*WRITTEN EXERCISE:*
Wherever a line holds the word "conditions", copy that line out.

*INPUT MATERIAL:*
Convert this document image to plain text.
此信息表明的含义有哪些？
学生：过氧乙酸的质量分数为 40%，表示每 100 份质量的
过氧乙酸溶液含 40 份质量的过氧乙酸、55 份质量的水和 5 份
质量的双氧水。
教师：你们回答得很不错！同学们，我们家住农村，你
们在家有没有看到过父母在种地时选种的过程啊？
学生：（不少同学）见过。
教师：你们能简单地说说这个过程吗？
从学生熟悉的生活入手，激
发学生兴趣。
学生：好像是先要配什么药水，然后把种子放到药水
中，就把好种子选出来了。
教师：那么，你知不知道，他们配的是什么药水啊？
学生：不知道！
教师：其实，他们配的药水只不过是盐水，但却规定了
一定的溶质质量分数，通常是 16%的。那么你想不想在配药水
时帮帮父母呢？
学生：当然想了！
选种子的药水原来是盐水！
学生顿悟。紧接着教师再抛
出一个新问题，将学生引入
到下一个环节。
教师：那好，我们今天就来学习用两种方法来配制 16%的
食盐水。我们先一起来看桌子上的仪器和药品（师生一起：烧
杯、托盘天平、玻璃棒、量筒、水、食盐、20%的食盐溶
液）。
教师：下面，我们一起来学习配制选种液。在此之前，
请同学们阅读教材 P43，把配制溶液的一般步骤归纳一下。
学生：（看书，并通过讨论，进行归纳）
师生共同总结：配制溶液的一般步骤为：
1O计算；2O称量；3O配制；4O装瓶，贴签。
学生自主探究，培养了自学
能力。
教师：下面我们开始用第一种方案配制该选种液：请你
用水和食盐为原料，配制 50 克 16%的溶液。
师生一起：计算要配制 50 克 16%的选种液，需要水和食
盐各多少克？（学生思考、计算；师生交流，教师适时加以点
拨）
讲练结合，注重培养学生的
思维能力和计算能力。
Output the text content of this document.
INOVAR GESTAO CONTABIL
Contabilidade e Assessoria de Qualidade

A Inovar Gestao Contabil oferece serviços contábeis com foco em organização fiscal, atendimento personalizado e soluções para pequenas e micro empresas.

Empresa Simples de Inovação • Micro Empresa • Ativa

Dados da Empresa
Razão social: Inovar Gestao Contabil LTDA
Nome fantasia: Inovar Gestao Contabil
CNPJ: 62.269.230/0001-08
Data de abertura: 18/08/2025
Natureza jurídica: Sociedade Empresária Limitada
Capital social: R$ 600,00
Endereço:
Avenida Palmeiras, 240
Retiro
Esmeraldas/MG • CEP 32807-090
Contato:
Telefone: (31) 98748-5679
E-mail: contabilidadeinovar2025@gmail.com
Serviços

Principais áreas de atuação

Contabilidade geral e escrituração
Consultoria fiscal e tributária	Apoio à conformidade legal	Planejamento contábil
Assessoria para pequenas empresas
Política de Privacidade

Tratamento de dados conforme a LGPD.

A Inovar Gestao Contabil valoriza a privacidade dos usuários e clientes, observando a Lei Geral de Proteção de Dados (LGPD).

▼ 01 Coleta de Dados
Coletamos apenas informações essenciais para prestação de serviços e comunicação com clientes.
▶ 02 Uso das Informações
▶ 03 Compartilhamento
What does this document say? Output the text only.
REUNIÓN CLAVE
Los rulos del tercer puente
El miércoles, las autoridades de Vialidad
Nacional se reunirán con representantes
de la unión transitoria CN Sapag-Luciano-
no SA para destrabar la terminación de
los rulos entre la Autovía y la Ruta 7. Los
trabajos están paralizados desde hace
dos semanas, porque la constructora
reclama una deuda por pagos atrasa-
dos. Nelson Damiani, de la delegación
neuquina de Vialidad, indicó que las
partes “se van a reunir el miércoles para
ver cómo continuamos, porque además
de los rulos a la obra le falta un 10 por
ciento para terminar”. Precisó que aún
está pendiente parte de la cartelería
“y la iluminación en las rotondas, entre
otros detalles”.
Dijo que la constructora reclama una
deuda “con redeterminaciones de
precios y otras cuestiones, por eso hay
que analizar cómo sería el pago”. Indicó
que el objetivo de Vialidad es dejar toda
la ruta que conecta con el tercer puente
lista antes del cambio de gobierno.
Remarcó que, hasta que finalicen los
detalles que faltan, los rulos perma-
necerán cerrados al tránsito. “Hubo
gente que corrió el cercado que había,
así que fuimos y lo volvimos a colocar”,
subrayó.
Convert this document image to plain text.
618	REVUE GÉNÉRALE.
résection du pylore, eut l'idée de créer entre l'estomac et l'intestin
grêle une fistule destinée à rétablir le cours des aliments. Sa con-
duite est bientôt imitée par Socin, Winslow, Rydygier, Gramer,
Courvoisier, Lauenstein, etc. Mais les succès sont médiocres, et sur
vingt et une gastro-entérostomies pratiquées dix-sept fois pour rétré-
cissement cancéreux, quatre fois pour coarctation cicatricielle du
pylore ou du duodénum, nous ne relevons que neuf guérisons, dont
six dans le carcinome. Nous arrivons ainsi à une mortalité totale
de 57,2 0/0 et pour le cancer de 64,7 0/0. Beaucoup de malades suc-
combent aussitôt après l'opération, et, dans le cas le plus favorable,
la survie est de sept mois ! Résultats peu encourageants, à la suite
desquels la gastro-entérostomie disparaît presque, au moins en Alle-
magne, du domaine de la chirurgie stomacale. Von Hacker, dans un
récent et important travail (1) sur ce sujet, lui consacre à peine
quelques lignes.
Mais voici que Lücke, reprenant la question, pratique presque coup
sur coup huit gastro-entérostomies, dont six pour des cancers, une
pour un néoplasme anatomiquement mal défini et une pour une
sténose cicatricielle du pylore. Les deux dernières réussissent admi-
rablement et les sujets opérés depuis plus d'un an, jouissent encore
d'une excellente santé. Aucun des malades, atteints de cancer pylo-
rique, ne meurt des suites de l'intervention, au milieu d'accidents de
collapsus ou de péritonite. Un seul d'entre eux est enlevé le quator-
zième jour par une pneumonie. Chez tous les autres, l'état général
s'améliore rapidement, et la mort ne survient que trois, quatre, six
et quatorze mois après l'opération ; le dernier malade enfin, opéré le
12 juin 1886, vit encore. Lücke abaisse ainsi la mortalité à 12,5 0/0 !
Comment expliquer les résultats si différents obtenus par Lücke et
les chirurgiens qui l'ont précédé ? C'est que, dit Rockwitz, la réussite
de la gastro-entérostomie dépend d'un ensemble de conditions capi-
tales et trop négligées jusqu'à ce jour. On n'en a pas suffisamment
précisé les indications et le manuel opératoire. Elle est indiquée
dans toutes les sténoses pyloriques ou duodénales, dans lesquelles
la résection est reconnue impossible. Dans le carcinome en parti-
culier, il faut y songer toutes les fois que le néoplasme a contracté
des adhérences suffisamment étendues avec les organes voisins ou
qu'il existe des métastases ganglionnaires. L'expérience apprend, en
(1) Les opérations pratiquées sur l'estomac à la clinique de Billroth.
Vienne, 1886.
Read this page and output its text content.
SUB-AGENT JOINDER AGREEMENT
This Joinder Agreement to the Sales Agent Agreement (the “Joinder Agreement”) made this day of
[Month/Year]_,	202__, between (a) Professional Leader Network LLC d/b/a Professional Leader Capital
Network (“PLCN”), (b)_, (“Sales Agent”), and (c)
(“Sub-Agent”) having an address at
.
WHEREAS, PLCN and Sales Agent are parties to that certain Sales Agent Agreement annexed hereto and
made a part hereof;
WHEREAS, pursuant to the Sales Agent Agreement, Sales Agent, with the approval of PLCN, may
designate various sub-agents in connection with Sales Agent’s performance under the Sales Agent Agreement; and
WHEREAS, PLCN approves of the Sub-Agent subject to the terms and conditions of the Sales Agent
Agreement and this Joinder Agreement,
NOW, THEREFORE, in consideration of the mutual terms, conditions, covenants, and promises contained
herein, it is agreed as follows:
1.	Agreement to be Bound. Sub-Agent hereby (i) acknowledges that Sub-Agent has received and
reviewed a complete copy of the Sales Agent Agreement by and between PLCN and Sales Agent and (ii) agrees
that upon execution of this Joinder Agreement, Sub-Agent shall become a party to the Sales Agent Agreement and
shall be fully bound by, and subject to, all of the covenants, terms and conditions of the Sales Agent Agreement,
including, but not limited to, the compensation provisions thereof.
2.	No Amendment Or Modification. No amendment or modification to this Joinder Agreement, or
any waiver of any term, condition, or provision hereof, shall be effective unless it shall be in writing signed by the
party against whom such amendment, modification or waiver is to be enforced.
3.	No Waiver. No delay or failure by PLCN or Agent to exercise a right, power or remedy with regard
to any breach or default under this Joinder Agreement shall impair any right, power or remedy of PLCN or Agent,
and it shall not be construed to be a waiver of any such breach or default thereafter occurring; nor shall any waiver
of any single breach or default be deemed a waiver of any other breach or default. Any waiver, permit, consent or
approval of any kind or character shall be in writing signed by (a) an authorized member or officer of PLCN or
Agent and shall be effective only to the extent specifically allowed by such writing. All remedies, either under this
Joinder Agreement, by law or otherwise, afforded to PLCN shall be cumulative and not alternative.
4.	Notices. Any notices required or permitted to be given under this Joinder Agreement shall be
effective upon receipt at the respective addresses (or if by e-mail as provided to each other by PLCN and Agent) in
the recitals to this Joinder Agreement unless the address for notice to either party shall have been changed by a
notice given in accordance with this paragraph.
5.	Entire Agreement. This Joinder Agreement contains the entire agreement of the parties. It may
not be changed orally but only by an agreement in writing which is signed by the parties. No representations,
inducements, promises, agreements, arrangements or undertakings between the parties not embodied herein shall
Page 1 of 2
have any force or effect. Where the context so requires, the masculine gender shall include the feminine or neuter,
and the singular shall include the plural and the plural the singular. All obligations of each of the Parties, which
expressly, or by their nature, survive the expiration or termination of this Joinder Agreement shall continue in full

*FULL ANSWER:*
de la gastro-entérostomie dépend d'un ensemble de conditions capi-
WHEREAS, PLCN approves of the Sub-Agent subject to the terms and conditions of the Sales Agent
NOW, THEREFORE, in consideration of the mutual terms, conditions, covenants, and promises contained
shall be fully bound by, and subject to, all of the covenants, terms and conditions of the Sales Agent Agreement,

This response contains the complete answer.